**Work to do**
1/ Transcribe the stretch of the credit card scraping notebook from "# get the web" through "soup = bs4.BeautifulSoup(driver.page_source, 'lxml')".
2/ In the credit card scraping notebook, why does the loop work through each div with the class "cardparent"? Answer in one to three sentences.

**Page excerpt**

◇ ◇ ◇ ◇ ◇

# Importing the required packages


In [1]:
import requests
from selenium import webdriver
import bs4
import re
from tqdm import tqdm
import gc
import pandas as pd

In [2]:
# web driver for selenium
driver = webdriver.Chrome(executable_path=r'C:\Webdriver\chromedriver.exe')

# get the web page and store it as a soup element
driver.get('https://www.hdfcbank.com/personal/pay/cards/credit-cards')
soup = bs4.BeautifulSoup(driver.page_source, 'lxml')
driver.close()

Required info:

[Card Name, Card fee, Reward points/percentage per 100 spent, Lounge access, Milestone benefit, Card fee reversal condition if any]

In [3]:
# Here we are extracting the card names and the links to the feature pages
card_names = []
links = []
for i in soup.findAll("div",{"class":"cardparent"}):
    
    # From the parent class we need to extract the title/card name 
    s = i.findAll('h2',{'class':'cardTitle'})[0]
    card_names.append(s.get_text('^^',strip=True).split('^^')[0])

◇ ◇ ◇ ◇ ◇

**Data lines**
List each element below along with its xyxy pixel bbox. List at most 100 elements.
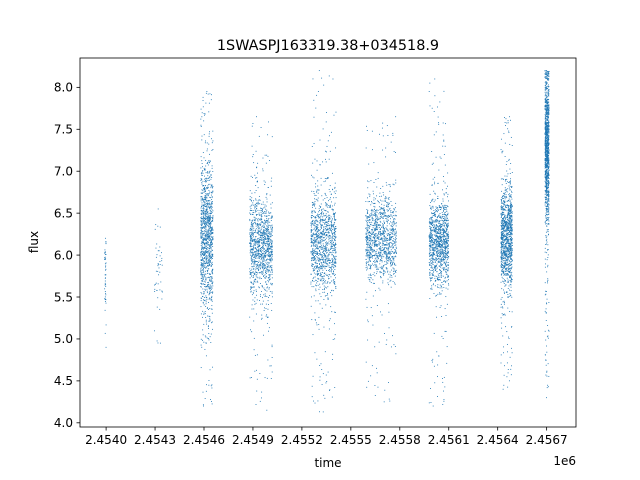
data-point: [382, 208, 384, 210]
data-point: [319, 303, 321, 305]
data-point: [326, 226, 328, 228]
data-point: [370, 235, 372, 237]
data-point: [263, 234, 265, 235]
data-point: [324, 282, 326, 284]
data-point: [324, 202, 326, 204]
data-point: [391, 223, 393, 225]
data-point: [329, 259, 331, 261]
data-point: [376, 238, 378, 239]
data-point: [209, 191, 211, 193]
data-point: [322, 230, 324, 232]
data-point: [252, 286, 254, 288]
data-point: [334, 269, 336, 270]
data-point: [256, 238, 258, 240]
data-point: [375, 227, 377, 229]
data-point: [388, 233, 390, 235]
data-point: [373, 261, 374, 262]
data-point: [439, 261, 441, 263]
data-point: [207, 212, 209, 214]
data-point: [263, 257, 264, 259]
data-point: [329, 218, 330, 220]
data-point: [428, 262, 430, 263]
data-point: [320, 237, 322, 239]
data-point: [438, 238, 439, 240]
data-point: [380, 239, 381, 240]
data-point: [375, 233, 377, 235]
data-point: [201, 240, 203, 242]
data-point: [382, 237, 384, 239]
data-point: [260, 224, 262, 226]
data-point: [259, 400, 261, 402]
data-point: [311, 223, 313, 225]
data-point: [430, 226, 431, 228]
data-point: [377, 267, 379, 269]
data-point: [321, 384, 323, 385]
data-point: [201, 206, 203, 208]
data-point: [327, 276, 329, 278]
data-point: [374, 243, 375, 245]
data-point: [442, 235, 444, 237]
data-point: [211, 203, 213, 205]
data-point: [259, 264, 261, 266]
data-point: [378, 201, 379, 203]
data-point: [105, 265, 107, 267]
data-point: [382, 216, 384, 218]
data-point: [316, 219, 318, 221]
data-point: [256, 207, 258, 209]
data-point: [376, 273, 378, 275]
data-point: [267, 247, 268, 249]
data-point: [438, 220, 440, 222]
data-point: [316, 231, 318, 233]
data-point: [315, 279, 317, 281]
data-point: [205, 205, 207, 207]
data-point: [250, 245, 252, 247]
data-point: [322, 199, 324, 201]
data-point: [394, 282, 395, 284]
data-point: [202, 334, 204, 336]
data-point: [322, 411, 324, 413]
data-point: [211, 253, 213, 255]
data-point: [105, 242, 107, 244]
data-point: [203, 274, 205, 276]
data-point: [369, 252, 370, 254]
data-point: [374, 260, 376, 262]
data-point: [370, 247, 372, 249]
data-point: [386, 220, 388, 222]
data-point: [318, 242, 320, 244]
data-point: [260, 254, 262, 255]
data-point: [319, 241, 321, 243]
data-point: [334, 261, 336, 263]
data-point: [317, 260, 319, 262]
data-point: [312, 248, 314, 249]
data-point: [445, 215, 447, 217]
data-point: [316, 252, 318, 254]
data-point: [395, 241, 397, 243]
data-point: [265, 281, 267, 283]
data-point: [200, 228, 202, 230]
data-point: [331, 219, 333, 221]
data-point: [212, 140, 214, 142]
data-point: [386, 228, 388, 230]
data-point: [257, 223, 259, 225]
data-point: [382, 280, 384, 282]
data-point: [429, 225, 430, 227]
data-point: [253, 265, 255, 267]
data-point: [391, 233, 393, 235]
data-point: [202, 219, 204, 221]
data-point: [266, 284, 268, 285]
data-point: [323, 258, 325, 260]
data-point: [372, 149, 373, 151]
data-point: [385, 236, 387, 238]
data-point: [253, 280, 255, 282]
data-point: [374, 234, 375, 236]
data-point: [263, 238, 264, 240]
data-point: [316, 252, 318, 254]
data-point: [209, 224, 211, 226]
data-point: [260, 295, 261, 297]
data-point: [316, 264, 318, 266]
data-point: [200, 224, 202, 226]
data-point: [205, 203, 207, 205]
data-point: [317, 227, 319, 228]
data-point: [447, 240, 449, 242]
data-point: [317, 220, 318, 222]
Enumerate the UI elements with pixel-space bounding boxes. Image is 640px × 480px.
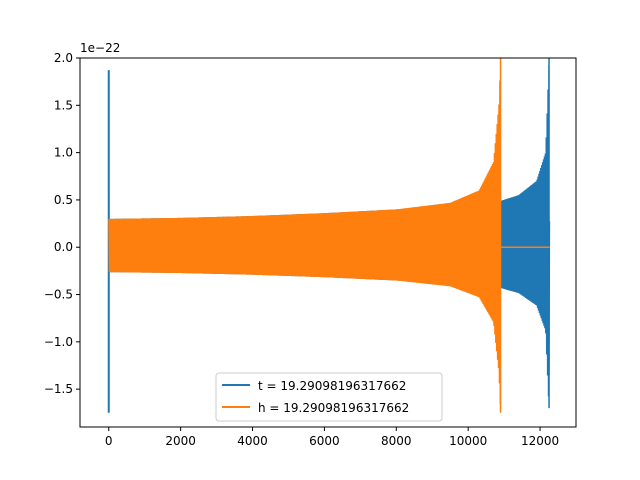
x-tick-label: 0 <box>105 434 113 448</box>
y-tick-label: 1.0 <box>54 146 73 160</box>
y-tick-label: 2.0 <box>54 51 73 65</box>
x-tick-label: 12000 <box>521 434 559 448</box>
legend-label-t: t = 19.29098196317662 <box>258 379 406 393</box>
y-tick-label: −1.0 <box>44 335 73 349</box>
series-1-line <box>108 80 501 405</box>
legend: t = 19.29098196317662 h = 19.29098196317… <box>215 372 443 422</box>
y-axis: −1.5 −1.0 −0.5 0.0 0.5 1.0 1.5 2.0 <box>44 51 80 396</box>
y-tick-label: 1.5 <box>54 98 73 112</box>
legend-label-h: h = 19.29098196317662 <box>258 401 409 415</box>
x-tick-label: 8000 <box>381 434 412 448</box>
x-tick-label: 2000 <box>165 434 196 448</box>
y-offset-text: 1e−22 <box>80 41 120 55</box>
y-tick-label: 0.0 <box>54 240 73 254</box>
series-1 <box>108 58 550 413</box>
y-tick-label: −0.5 <box>44 288 73 302</box>
x-tick-label: 10000 <box>449 434 487 448</box>
x-tick-label: 6000 <box>309 434 340 448</box>
series-layer <box>107 58 551 413</box>
x-tick-label: 4000 <box>237 434 268 448</box>
y-tick-label: −1.5 <box>44 382 73 396</box>
legend-box <box>215 372 443 422</box>
plot-frame <box>79 57 577 428</box>
y-tick-label: 0.5 <box>54 193 73 207</box>
x-axis: 0 2000 4000 6000 8000 10000 12000 <box>105 427 559 448</box>
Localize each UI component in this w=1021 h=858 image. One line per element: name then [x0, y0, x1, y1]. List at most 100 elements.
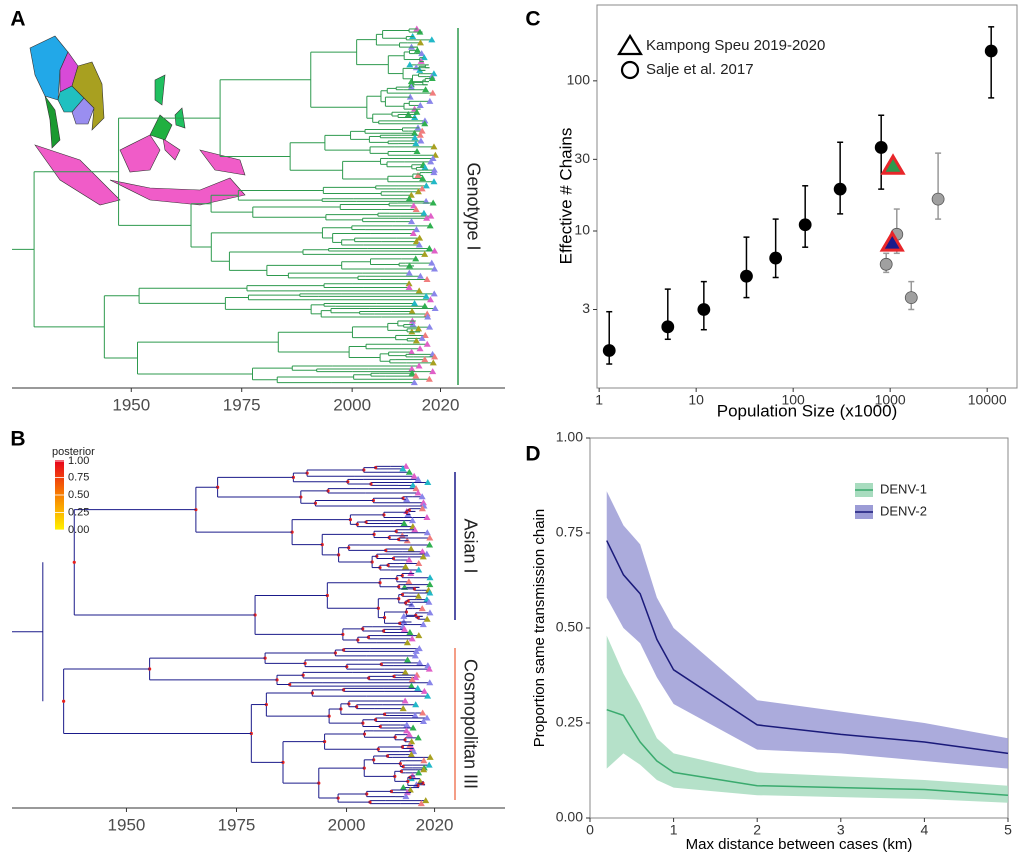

◇ ◇ ◇ ◇ ◇

**Exercise solutions**
1/
# get the web page and store it as a soup element
driver.get('https://www.hdfcbank.com/personal/pay/cards/credit-cards')
soup = bs4.BeautifulSoup(driver.page_source, 'lxml')

2/ Each "cardparent" div is the parent element from which the card's title, or card name, must be extracted. The loop therefore takes the first h2 with the class "cardTitle" inside it. This is part of the step that collects the card names and the links to the feature pages.